-- Exercise aim --
Locate the line that contains "Give me a plain-text". Print it and every subsequent line through the final line of the records, exactly and only those.

(Items listed in a dataset)
** Begin **

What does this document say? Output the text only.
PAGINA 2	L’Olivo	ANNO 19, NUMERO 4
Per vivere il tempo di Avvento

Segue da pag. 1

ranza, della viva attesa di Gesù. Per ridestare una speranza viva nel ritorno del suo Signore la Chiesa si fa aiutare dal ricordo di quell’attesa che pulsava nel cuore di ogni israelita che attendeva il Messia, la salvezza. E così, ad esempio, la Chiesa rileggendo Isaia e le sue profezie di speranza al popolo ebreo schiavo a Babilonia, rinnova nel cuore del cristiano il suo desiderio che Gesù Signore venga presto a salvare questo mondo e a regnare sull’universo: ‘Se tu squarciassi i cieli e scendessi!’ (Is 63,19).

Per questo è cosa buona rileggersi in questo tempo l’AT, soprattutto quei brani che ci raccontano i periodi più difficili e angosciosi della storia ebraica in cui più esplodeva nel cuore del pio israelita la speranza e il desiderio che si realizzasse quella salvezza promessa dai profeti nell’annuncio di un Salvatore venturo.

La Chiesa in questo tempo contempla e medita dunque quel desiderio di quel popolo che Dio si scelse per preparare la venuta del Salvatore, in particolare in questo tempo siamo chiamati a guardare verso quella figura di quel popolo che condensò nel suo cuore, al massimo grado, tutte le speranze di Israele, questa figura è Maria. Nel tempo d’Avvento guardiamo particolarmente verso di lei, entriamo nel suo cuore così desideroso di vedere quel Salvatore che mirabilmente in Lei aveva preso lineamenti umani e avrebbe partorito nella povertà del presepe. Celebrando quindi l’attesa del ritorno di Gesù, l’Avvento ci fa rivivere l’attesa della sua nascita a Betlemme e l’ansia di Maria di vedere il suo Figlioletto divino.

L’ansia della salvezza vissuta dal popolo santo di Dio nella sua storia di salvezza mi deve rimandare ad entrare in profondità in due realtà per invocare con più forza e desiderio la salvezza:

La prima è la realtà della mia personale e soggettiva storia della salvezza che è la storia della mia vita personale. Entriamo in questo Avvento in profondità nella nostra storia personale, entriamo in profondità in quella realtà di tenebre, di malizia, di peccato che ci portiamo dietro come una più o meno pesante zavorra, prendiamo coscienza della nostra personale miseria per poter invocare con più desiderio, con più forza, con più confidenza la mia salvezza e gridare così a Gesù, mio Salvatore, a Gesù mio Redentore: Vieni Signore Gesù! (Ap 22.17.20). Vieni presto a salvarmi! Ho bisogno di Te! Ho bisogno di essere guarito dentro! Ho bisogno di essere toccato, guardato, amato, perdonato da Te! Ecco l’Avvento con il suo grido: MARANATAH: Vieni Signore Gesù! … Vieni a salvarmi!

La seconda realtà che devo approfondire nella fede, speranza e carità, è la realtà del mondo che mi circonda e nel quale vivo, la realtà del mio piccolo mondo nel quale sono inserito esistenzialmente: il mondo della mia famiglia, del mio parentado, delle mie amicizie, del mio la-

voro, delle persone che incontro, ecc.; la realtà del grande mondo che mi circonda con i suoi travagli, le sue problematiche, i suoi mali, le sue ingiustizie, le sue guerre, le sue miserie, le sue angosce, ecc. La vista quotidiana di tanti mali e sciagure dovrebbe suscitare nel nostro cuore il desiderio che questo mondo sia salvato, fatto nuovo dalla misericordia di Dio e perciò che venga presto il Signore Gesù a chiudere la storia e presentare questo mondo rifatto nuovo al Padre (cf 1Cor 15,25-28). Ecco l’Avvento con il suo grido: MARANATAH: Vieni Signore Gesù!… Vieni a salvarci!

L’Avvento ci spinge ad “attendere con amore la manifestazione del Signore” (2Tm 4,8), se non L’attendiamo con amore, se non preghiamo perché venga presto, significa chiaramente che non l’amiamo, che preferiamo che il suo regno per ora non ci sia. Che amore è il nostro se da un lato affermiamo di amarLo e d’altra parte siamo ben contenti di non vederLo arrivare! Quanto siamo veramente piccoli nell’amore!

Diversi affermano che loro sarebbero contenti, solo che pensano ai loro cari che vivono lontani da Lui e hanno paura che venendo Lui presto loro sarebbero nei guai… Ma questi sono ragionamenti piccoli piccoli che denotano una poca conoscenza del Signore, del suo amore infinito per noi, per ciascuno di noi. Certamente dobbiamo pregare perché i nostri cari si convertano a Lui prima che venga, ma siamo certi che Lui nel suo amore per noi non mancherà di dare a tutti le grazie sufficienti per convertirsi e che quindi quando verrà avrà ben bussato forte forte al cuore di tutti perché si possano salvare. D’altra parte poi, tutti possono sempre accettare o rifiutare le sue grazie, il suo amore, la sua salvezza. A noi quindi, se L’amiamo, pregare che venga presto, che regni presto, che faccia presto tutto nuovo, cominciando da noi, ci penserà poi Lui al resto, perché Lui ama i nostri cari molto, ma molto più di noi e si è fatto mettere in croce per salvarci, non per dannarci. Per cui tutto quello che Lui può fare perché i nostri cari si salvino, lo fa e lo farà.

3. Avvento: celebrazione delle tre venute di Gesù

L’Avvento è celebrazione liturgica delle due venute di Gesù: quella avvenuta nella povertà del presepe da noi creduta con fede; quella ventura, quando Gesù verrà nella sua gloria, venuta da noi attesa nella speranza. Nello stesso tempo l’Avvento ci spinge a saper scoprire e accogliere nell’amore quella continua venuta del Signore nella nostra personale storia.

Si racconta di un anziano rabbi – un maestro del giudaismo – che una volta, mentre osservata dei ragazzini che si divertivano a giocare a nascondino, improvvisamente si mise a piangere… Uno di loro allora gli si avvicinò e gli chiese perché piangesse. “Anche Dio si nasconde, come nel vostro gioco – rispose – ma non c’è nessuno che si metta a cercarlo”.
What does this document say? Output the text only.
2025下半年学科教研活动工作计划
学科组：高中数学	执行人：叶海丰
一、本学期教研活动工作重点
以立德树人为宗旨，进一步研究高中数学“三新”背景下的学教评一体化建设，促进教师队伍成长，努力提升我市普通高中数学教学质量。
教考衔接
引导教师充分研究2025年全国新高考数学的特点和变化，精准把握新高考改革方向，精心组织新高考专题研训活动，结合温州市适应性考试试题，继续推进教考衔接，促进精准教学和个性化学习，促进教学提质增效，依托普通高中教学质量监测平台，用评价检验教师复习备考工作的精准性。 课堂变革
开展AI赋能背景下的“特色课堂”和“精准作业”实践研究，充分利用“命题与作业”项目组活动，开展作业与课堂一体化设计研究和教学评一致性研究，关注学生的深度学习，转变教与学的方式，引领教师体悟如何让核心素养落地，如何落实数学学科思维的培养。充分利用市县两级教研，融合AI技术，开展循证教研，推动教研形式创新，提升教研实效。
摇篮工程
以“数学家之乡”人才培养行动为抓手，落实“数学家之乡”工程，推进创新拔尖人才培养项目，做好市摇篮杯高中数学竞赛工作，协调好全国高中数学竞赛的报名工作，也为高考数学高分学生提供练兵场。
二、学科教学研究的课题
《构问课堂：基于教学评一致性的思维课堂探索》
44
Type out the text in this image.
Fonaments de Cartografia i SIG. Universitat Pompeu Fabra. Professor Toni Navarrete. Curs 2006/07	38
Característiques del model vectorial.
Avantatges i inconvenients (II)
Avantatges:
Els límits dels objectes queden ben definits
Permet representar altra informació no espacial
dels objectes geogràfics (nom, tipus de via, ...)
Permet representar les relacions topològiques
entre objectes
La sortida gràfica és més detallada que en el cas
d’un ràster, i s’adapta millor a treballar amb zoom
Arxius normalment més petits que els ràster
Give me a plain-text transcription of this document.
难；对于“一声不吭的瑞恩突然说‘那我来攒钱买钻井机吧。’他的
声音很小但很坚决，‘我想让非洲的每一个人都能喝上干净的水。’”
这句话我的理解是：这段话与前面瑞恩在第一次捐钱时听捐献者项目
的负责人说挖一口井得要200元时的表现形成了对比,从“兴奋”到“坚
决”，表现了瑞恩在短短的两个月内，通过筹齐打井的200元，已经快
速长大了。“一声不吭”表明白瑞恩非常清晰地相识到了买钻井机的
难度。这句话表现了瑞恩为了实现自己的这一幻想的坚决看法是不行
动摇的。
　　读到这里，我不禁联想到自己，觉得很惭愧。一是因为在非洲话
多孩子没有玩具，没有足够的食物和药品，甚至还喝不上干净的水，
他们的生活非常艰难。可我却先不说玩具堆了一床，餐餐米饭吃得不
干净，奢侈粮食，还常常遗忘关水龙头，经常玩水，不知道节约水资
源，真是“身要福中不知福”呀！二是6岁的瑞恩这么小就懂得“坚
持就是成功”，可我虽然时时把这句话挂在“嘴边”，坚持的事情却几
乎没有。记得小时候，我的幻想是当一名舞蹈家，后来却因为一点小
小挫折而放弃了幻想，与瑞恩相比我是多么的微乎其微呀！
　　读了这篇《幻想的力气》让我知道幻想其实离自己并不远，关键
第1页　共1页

** End **

-- Response for this exercise --
Give me a plain-text transcription of this document.
难；对于“一声不吭的瑞恩突然说‘那我来攒钱买钻井机吧。’他的
声音很小但很坚决，‘我想让非洲的每一个人都能喝上干净的水。’”
这句话我的理解是：这段话与前面瑞恩在第一次捐钱时听捐献者项目
的负责人说挖一口井得要200元时的表现形成了对比,从“兴奋”到“坚
决”，表现了瑞恩在短短的两个月内，通过筹齐打井的200元，已经快
速长大了。“一声不吭”表明白瑞恩非常清晰地相识到了买钻井机的
难度。这句话表现了瑞恩为了实现自己的这一幻想的坚决看法是不行
动摇的。
　　读到这里，我不禁联想到自己，觉得很惭愧。一是因为在非洲话
多孩子没有玩具，没有足够的食物和药品，甚至还喝不上干净的水，
他们的生活非常艰难。可我却先不说玩具堆了一床，餐餐米饭吃得不
干净，奢侈粮食，还常常遗忘关水龙头，经常玩水，不知道节约水资
源，真是“身要福中不知福”呀！二是6岁的瑞恩这么小就懂得“坚
持就是成功”，可我虽然时时把这句话挂在“嘴边”，坚持的事情却几
乎没有。记得小时候，我的幻想是当一名舞蹈家，后来却因为一点小
小挫折而放弃了幻想，与瑞恩相比我是多么的微乎其微呀！
　　读了这篇《幻想的力气》让我知道幻想其实离自己并不远，关键
第1页　共1页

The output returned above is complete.